TASK INPUTS:
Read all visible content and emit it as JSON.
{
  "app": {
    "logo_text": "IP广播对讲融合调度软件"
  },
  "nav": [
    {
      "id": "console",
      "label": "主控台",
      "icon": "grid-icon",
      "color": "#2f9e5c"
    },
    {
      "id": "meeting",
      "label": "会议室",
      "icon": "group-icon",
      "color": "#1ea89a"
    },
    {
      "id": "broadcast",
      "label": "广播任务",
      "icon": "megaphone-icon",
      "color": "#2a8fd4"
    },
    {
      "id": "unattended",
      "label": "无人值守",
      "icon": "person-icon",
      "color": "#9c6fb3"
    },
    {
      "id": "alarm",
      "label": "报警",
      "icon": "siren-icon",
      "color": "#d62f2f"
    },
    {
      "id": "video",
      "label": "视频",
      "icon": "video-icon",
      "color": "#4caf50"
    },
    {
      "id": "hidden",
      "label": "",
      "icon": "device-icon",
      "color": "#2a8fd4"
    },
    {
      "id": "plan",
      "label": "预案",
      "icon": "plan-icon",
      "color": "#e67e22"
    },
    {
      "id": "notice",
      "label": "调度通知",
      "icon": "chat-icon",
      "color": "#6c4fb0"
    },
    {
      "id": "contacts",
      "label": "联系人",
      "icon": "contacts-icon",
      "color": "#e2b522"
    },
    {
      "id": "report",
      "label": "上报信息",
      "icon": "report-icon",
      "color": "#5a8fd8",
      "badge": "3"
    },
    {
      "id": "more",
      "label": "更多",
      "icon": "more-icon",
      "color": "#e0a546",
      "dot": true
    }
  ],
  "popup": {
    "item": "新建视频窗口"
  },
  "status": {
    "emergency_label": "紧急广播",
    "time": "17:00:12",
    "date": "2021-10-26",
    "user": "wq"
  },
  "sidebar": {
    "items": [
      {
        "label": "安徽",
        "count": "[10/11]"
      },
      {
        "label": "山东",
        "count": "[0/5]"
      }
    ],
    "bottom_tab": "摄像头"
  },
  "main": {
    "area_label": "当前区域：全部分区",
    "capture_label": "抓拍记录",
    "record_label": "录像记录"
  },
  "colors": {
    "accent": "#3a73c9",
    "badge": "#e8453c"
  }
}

EXERCISE BRIEF:
Among the records above, find each line holding the string "icon" and pull it out.

OUTPUT OF THE EXERCISE:
      "icon": "grid-icon",
      "icon": "group-icon",
      "icon": "megaphone-icon",
      "icon": "person-icon",
      "icon": "siren-icon",
      "icon": "video-icon",
      "icon": "device-icon",
      "icon": "plan-icon",
      "icon": "chat-icon",
      "icon": "contacts-icon",
      "icon": "report-icon",
      "icon": "more-icon",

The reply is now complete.